**THE EXERCISE**. Every record here needs to be written out again exactly.

**INPUT DATA**.
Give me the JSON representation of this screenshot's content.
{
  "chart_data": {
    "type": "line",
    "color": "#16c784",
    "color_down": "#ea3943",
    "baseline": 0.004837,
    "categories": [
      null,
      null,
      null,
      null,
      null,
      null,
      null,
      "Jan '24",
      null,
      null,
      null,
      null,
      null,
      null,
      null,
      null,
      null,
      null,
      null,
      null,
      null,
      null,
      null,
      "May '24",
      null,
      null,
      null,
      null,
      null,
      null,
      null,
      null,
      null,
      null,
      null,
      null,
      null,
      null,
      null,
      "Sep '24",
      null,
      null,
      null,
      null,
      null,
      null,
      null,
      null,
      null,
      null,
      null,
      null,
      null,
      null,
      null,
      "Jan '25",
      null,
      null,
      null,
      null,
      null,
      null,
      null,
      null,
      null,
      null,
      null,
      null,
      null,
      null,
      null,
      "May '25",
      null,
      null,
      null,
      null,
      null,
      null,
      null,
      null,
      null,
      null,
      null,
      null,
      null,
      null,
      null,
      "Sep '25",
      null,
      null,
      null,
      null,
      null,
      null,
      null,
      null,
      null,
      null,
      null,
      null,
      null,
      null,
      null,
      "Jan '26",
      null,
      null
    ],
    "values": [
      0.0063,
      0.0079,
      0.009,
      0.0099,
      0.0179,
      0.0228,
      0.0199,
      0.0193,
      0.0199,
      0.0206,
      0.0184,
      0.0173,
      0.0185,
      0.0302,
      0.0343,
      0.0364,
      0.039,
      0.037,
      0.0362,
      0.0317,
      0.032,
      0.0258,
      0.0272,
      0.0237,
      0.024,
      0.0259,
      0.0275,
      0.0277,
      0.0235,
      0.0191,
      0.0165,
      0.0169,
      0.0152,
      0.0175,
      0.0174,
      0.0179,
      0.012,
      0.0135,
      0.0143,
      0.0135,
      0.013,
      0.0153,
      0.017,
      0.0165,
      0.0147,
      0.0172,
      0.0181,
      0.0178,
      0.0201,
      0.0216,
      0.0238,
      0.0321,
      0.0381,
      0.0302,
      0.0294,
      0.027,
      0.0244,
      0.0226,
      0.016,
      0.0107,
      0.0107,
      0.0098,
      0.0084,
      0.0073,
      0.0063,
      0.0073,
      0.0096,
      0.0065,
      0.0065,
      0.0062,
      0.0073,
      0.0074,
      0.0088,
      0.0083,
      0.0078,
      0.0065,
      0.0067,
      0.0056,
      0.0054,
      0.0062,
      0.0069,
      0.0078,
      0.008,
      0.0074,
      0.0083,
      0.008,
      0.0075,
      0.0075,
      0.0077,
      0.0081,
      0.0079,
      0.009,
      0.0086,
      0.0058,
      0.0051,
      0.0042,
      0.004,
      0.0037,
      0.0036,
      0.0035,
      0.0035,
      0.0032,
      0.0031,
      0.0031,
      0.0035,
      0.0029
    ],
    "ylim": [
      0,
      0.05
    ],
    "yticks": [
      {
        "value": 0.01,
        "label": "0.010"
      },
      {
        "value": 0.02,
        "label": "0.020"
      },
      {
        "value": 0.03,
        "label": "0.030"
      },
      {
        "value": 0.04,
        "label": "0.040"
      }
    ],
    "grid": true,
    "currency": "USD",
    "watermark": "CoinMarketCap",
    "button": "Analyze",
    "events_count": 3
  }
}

**SOLUTION TO THIS EXERCISE**.
Give me the JSON representation of this screenshot's content.
{
  "chart_data": {
    "type": "line",
    "color": "#16c784",
    "color_down": "#ea3943",
    "baseline": 0.004837,
    "categories": [
      null,
      null,
      null,
      null,
      null,
      null,
      null,
      "Jan '24",
      null,
      null,
      null,
      null,
      null,
      null,
      null,
      null,
      null,
      null,
      null,
      null,
      null,
      null,
      null,
      "May '24",
      null,
      null,
      null,
      null,
      null,
      null,
      null,
      null,
      null,
      null,
      null,
      null,
      null,
      null,
      null,
      "Sep '24",
      null,
      null,
      null,
      null,
      null,
      null,
      null,
      null,
      null,
      null,
      null,
      null,
      null,
      null,
      null,
      "Jan '25",
      null,
      null,
      null,
      null,
      null,
      null,
      null,
      null,
      null,
      null,
      null,
      null,
      null,
      null,
      null,
      "May '25",
      null,
      null,
      null,
      null,
      null,
      null,
      null,
      null,
      null,
      null,
      null,
      null,
      null,
      null,
      null,
      "Sep '25",
      null,
      null,
      null,
      null,
      null,
      null,
      null,
      null,
      null,
      null,
      null,
      null,
      null,
      null,
      null,
      "Jan '26",
      null,
      null
    ],
    "values": [
      0.0063,
      0.0079,
      0.009,
      0.0099,
      0.0179,
      0.0228,
      0.0199,
      0.0193,
      0.0199,
      0.0206,
      0.0184,
      0.0173,
      0.0185,
      0.0302,
      0.0343,
      0.0364,
      0.039,
      0.037,
      0.0362,
      0.0317,
      0.032,
      0.0258,
      0.0272,
      0.0237,
      0.024,
      0.0259,
      0.0275,
      0.0277,
      0.0235,
      0.0191,
      0.0165,
      0.0169,
      0.0152,
      0.0175,
      0.0174,
      0.0179,
      0.012,
      0.0135,
      0.0143,
      0.0135,
      0.013,
      0.0153,
      0.017,
      0.0165,
      0.0147,
      0.0172,
      0.0181,
      0.0178,
      0.0201,
      0.0216,
      0.0238,
      0.0321,
      0.0381,
      0.0302,
      0.0294,
      0.027,
      0.0244,
      0.0226,
      0.016,
      0.0107,
      0.0107,
      0.0098,
      0.0084,
      0.0073,
      0.0063,
      0.0073,
      0.0096,
      0.0065,
      0.0065,
      0.0062,
      0.0073,
      0.0074,
      0.0088,
      0.0083,
      0.0078,
      0.0065,
      0.0067,
      0.0056,
      0.0054,
      0.0062,
      0.0069,
      0.0078,
      0.008,
      0.0074,
      0.0083,
      0.008,
      0.0075,
      0.0075,
      0.0077,
      0.0081,
      0.0079,
      0.009,
      0.0086,
      0.0058,
      0.0051,
      0.0042,
      0.004,
      0.0037,
      0.0036,
      0.0035,
      0.0035,
      0.0032,
      0.0031,
      0.0031,
      0.0035,
      0.0029
    ],
    "ylim": [
      0,
      0.05
    ],
    "yticks": [
      {
        "value": 0.01,
        "label": "0.010"
      },
      {
        "value": 0.02,
        "label": "0.020"
      },
      {
        "value": 0.03,
        "label": "0.030"
      },
      {
        "value": 0.04,
        "label": "0.040"
      }
    ],
    "grid": true,
    "currency": "USD",
    "watermark": "CoinMarketCap",
    "button": "Analyze",
    "events_count": 3
  }
}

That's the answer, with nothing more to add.